(Aim)
Search the material below for the string "this" and list each line that holds it.

-- begin Listed entries --

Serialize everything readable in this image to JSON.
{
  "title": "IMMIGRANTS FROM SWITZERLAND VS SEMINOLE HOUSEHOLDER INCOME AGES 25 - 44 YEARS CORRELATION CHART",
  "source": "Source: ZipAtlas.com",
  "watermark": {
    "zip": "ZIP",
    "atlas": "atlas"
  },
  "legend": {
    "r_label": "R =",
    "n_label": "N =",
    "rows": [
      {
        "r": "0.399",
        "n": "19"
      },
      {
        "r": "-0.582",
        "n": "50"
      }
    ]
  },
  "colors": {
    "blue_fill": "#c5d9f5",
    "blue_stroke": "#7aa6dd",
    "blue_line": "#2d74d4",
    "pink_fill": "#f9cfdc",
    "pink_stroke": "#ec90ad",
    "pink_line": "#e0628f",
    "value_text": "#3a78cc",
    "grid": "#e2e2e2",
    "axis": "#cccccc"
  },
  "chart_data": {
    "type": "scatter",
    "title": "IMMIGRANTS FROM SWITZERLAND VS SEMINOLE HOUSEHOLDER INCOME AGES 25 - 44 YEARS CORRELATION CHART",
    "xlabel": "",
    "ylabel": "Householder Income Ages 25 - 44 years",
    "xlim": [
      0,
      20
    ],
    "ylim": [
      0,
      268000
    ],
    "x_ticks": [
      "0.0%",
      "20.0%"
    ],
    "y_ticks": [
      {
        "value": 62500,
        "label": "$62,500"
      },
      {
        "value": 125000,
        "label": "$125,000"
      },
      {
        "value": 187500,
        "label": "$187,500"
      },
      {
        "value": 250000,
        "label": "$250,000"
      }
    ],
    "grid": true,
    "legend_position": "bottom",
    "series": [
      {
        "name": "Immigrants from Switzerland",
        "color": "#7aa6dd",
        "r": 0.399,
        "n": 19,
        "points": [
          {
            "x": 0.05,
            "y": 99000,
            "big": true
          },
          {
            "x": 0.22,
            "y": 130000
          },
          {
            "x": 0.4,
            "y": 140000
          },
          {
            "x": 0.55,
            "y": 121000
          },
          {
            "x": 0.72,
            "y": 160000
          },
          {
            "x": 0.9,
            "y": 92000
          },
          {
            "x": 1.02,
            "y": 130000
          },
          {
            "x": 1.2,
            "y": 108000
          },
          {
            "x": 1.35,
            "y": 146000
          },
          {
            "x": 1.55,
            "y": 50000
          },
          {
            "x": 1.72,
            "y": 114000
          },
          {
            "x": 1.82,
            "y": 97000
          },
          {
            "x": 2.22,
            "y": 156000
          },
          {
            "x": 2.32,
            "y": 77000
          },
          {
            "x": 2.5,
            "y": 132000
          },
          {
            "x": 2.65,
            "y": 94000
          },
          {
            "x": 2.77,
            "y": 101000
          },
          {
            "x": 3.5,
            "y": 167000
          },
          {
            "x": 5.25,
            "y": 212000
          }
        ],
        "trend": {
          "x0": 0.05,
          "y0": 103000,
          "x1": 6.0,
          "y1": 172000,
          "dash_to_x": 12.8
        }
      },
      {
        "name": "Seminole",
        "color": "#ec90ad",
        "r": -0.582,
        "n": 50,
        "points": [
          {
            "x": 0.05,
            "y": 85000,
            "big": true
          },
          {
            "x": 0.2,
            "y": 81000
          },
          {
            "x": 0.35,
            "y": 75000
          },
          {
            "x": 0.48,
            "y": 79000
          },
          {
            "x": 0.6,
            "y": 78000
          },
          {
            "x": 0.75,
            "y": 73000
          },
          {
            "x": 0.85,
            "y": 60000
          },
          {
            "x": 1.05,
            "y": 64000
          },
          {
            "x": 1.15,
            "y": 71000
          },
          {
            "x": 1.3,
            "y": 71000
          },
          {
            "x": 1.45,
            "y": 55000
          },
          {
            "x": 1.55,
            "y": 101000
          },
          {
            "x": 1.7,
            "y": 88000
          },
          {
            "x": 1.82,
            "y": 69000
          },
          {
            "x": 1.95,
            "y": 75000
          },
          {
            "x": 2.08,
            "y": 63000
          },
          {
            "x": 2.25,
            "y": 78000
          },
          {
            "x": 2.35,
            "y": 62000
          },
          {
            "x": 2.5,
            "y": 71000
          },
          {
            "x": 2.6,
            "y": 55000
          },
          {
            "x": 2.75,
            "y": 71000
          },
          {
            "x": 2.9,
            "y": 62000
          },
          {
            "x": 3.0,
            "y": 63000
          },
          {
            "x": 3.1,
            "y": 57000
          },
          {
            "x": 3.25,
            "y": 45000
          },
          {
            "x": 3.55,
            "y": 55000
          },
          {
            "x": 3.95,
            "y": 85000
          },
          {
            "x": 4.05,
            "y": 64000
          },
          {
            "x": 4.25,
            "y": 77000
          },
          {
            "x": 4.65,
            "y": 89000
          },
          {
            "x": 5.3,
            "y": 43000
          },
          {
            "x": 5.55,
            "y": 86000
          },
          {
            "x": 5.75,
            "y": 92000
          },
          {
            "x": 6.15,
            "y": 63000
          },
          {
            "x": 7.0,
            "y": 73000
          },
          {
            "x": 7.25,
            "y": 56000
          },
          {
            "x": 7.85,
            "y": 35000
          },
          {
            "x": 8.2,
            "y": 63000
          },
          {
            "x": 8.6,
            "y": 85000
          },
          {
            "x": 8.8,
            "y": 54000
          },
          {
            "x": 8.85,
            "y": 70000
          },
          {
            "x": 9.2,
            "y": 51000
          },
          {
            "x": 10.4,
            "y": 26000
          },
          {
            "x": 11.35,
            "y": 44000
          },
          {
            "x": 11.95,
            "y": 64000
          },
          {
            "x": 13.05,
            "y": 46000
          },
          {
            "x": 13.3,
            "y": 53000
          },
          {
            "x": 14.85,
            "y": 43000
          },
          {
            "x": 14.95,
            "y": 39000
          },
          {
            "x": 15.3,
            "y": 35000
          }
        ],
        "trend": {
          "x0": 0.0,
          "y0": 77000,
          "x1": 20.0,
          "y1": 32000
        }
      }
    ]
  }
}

-- end Listed entries --
-- begin Listed entries --

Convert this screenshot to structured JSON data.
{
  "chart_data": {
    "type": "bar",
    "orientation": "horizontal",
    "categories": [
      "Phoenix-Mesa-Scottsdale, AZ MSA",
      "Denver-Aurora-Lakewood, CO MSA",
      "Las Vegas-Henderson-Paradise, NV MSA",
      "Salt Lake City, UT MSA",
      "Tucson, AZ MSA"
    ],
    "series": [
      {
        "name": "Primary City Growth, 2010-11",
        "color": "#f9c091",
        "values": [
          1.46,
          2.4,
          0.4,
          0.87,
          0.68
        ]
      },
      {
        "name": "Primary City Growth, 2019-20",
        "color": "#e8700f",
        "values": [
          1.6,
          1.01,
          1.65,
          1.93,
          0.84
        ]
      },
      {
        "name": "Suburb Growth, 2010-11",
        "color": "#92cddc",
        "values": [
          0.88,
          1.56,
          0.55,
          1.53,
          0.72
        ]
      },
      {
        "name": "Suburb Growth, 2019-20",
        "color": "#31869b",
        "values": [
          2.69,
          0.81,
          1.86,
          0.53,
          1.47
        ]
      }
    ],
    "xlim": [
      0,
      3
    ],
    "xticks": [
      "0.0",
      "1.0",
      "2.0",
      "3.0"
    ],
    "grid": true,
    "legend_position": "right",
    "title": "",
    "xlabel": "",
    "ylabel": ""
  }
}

-- end Listed entries --

(The solution)
Serialize everything readable in this image to JSON.
Convert this screenshot to structured JSON data.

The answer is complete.